AIM OF THE TASK
Read through the records below and copy each line that uses the word "interior".

= = = = =

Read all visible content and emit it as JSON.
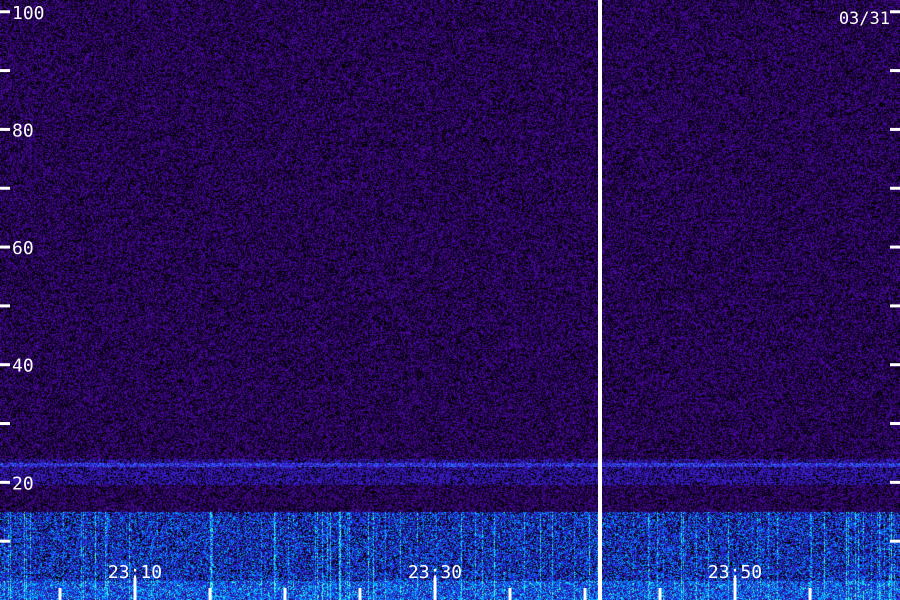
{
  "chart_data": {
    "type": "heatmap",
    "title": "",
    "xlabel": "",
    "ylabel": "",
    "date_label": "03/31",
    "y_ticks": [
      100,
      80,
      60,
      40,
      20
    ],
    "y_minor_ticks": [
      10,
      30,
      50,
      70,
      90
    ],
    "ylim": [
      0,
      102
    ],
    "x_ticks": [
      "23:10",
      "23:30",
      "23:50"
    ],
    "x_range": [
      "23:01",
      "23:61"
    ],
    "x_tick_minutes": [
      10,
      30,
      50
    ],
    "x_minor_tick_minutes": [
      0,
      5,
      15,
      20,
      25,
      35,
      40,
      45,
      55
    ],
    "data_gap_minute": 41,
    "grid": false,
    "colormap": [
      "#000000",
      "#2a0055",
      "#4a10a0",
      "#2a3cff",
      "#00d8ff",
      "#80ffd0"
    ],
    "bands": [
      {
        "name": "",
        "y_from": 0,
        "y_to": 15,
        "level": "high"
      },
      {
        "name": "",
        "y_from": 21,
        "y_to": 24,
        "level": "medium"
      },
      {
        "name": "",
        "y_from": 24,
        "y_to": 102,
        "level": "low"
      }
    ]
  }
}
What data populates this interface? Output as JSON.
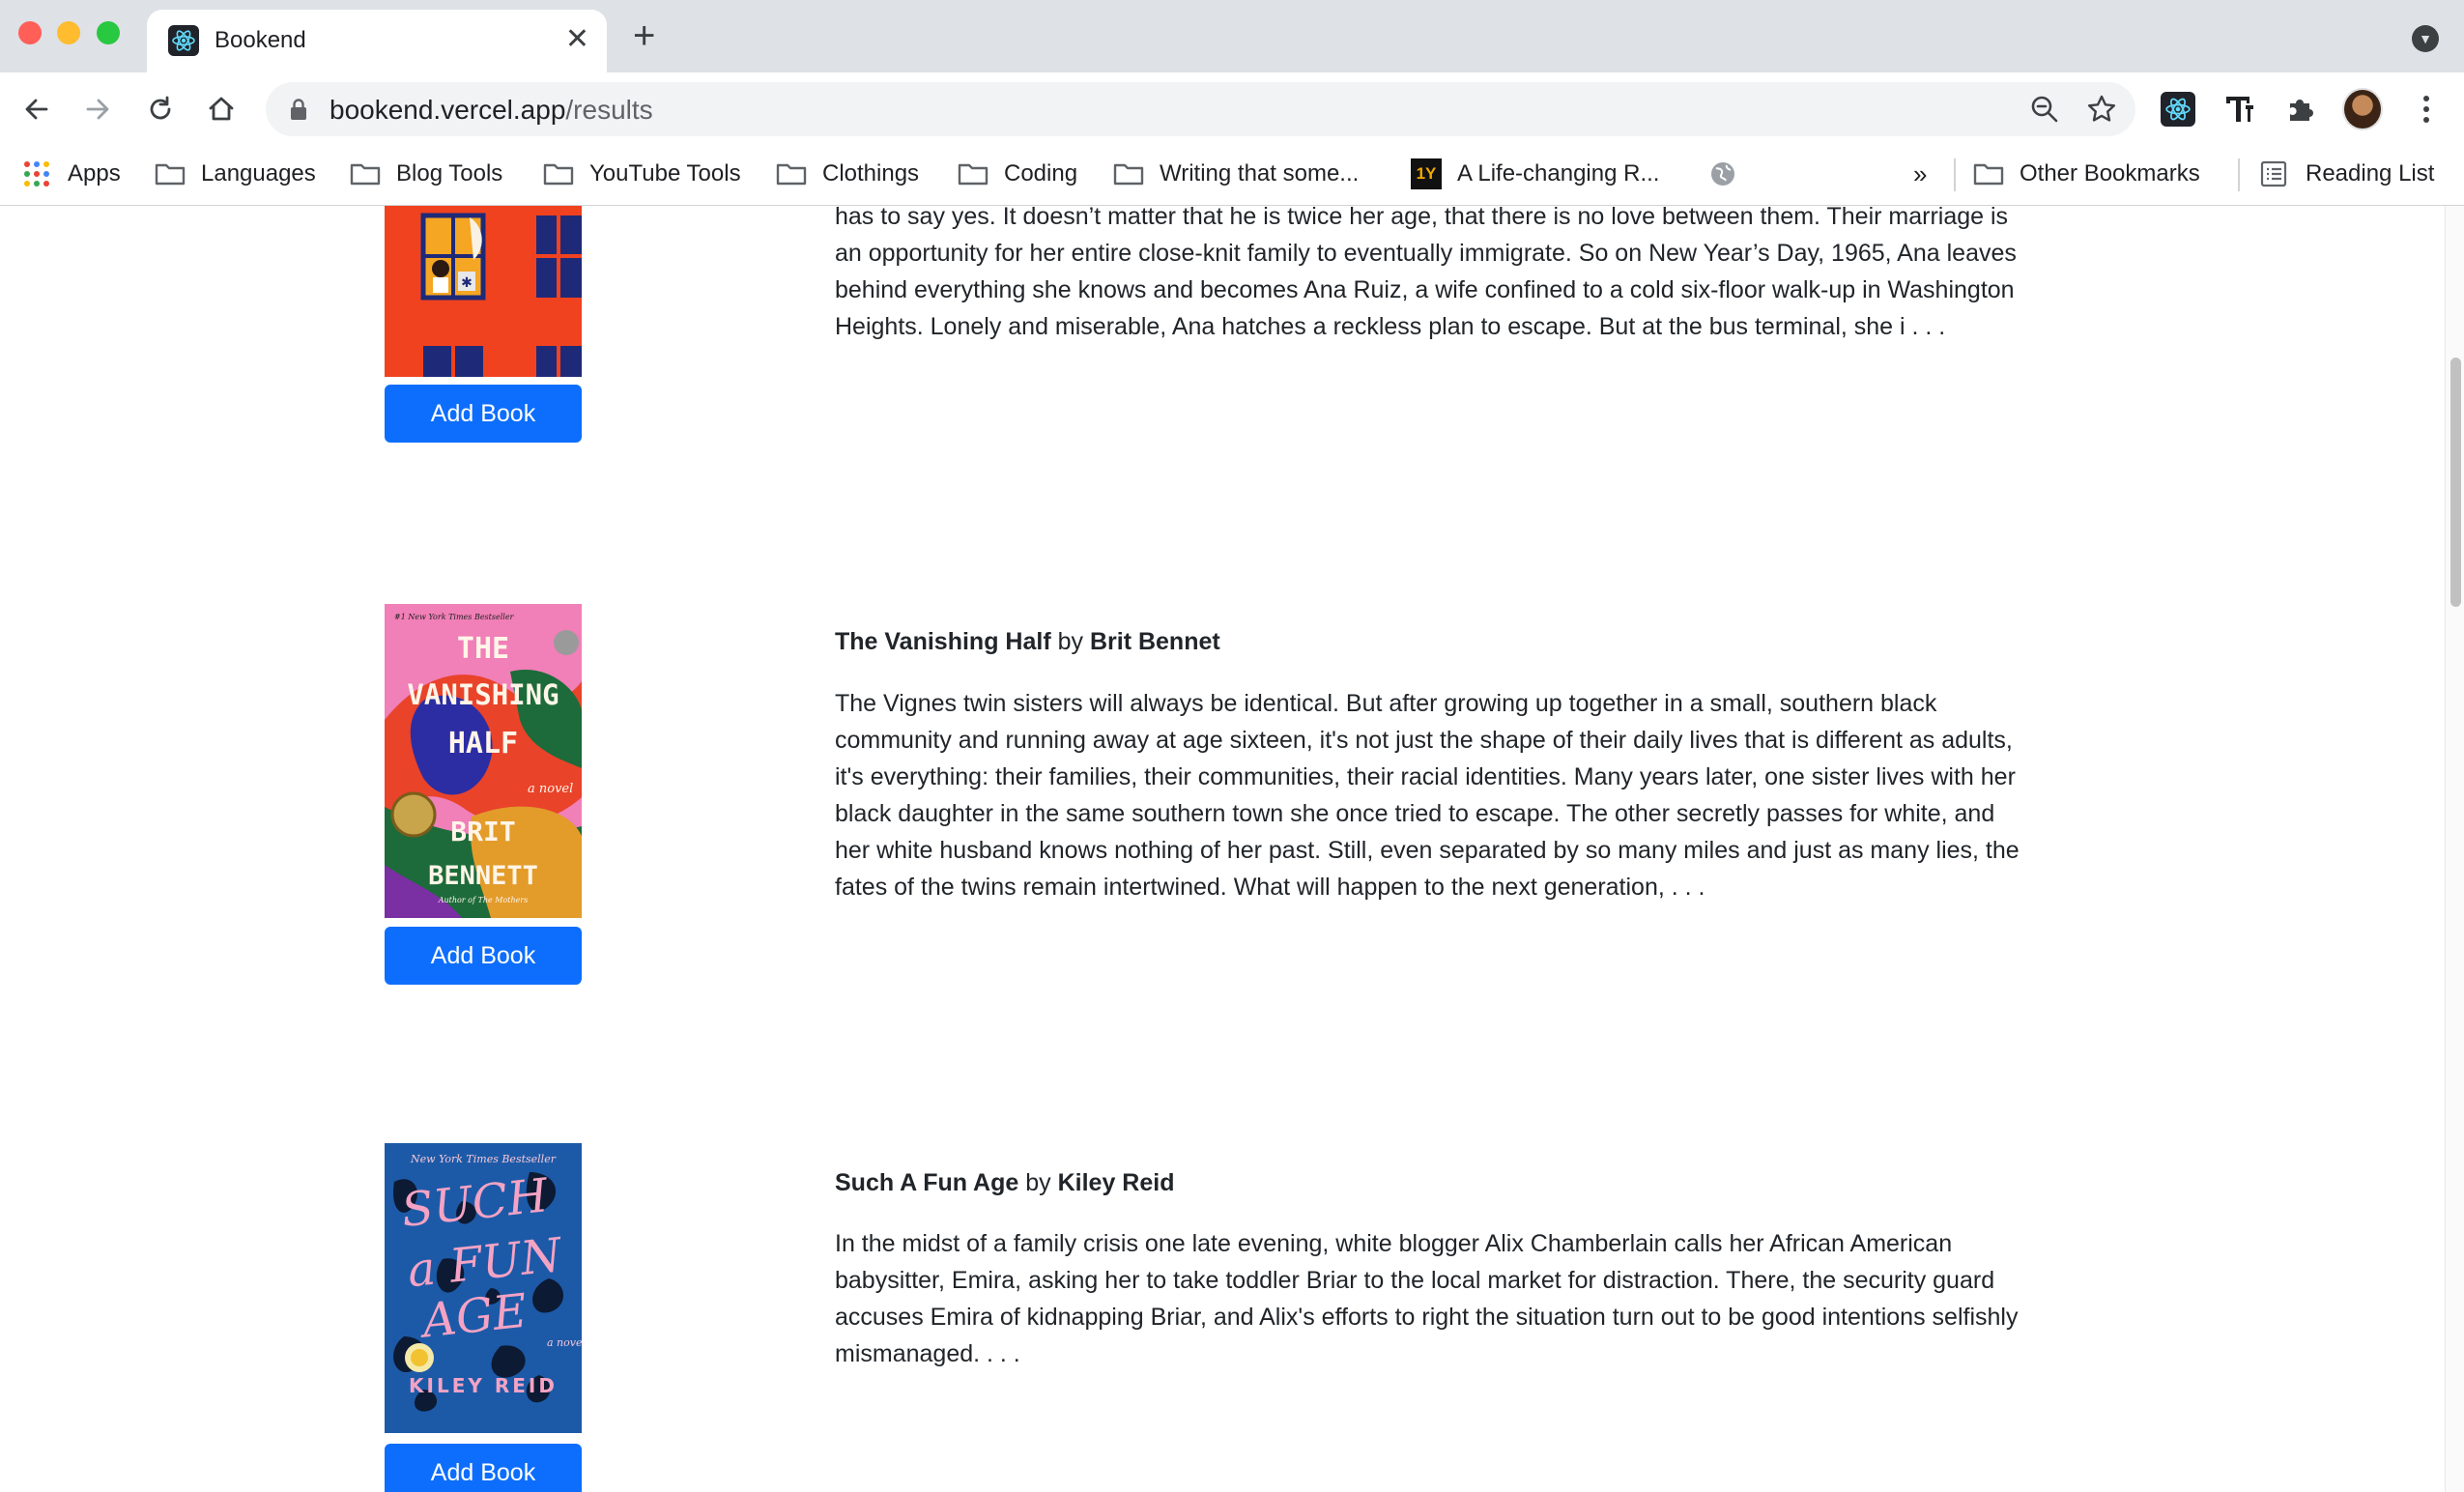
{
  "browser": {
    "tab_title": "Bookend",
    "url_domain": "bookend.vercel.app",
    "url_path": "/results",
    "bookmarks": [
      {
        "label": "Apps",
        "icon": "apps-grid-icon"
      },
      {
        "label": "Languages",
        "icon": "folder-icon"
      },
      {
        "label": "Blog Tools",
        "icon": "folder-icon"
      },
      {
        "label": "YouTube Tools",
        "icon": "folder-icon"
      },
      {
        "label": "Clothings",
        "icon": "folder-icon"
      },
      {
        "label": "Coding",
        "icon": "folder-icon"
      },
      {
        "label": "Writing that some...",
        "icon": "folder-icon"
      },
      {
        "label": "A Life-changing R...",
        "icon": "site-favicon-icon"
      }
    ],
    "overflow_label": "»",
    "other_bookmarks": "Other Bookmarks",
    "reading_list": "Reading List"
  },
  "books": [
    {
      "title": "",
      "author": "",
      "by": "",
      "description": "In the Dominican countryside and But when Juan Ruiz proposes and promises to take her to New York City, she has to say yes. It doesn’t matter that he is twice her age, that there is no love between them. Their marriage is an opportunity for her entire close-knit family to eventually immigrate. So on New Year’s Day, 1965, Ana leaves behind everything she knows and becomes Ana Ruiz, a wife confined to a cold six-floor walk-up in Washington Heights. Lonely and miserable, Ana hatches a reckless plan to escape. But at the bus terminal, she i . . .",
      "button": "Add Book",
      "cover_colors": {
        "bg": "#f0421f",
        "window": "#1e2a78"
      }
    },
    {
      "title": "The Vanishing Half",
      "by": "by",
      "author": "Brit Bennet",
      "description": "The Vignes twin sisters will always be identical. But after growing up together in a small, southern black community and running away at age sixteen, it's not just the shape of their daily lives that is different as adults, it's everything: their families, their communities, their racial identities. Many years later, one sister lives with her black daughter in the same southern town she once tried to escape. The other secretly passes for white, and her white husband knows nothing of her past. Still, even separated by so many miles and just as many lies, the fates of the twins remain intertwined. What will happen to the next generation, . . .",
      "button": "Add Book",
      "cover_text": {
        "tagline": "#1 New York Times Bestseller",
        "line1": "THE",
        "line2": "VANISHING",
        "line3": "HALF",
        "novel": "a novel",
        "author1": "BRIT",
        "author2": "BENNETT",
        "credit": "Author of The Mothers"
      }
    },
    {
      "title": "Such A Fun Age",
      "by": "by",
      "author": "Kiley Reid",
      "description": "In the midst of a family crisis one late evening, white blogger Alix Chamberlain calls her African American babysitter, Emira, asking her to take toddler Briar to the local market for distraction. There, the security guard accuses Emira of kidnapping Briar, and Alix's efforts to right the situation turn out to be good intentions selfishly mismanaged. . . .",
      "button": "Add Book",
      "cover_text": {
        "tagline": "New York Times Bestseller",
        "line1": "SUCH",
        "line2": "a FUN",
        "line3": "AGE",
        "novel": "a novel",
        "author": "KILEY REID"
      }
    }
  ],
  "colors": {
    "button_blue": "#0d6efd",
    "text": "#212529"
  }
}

= = = = =

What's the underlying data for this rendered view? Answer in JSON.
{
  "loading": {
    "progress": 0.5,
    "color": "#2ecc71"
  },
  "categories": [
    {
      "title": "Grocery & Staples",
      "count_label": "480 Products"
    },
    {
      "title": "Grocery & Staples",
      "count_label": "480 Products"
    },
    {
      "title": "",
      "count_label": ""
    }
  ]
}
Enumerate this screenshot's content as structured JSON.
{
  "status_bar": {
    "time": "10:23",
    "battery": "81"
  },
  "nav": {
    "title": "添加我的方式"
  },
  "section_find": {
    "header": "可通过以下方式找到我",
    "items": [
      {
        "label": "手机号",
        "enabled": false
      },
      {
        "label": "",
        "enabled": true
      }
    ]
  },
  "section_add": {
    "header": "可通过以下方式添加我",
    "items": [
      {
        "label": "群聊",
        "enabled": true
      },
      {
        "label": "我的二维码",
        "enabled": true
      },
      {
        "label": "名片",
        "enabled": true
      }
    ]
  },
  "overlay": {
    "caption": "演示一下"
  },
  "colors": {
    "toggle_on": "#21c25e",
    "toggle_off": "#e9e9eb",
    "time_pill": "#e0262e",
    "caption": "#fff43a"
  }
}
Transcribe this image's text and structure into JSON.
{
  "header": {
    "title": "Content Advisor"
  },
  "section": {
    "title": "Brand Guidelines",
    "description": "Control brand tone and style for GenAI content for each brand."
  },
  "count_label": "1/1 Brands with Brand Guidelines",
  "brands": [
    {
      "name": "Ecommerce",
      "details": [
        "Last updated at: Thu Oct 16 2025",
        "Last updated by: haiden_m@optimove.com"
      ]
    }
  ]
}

= = = = =

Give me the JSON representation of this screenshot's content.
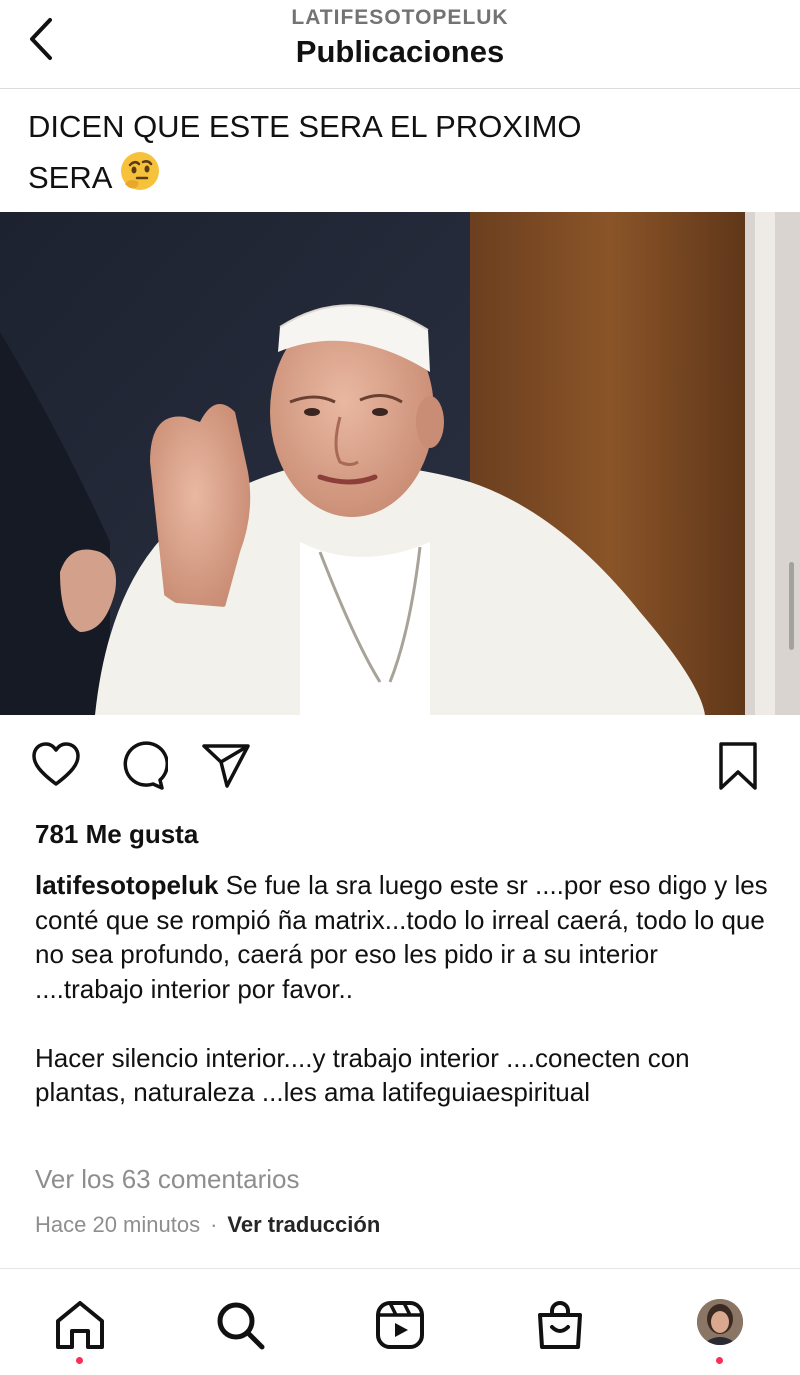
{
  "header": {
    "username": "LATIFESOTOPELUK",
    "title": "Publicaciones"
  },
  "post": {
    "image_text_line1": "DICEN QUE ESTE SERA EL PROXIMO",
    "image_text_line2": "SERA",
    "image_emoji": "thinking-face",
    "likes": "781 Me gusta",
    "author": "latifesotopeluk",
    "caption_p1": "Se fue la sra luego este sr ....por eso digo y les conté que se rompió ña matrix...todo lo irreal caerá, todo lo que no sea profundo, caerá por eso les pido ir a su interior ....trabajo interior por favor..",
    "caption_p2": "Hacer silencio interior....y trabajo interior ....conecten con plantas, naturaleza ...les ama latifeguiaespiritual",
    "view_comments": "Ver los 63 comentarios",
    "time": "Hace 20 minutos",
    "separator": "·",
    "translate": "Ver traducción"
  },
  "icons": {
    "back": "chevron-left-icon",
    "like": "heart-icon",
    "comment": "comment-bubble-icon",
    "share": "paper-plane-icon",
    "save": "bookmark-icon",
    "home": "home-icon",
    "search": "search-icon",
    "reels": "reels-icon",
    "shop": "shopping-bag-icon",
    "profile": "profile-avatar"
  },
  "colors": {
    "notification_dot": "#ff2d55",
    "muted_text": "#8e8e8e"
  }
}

= = = = =

ANSWER BELOW
    "caption_p1": "Se fue la sra luego este sr ....por eso digo y les conté que se rompió ña matrix...todo lo irreal caerá, todo lo que no sea profundo, caerá por eso les pido ir a su interior ....trabajo interior por favor..",
    "caption_p2": "Hacer silencio interior....y trabajo interior ....conecten con plantas, naturaleza ...les ama latifeguiaespiritual",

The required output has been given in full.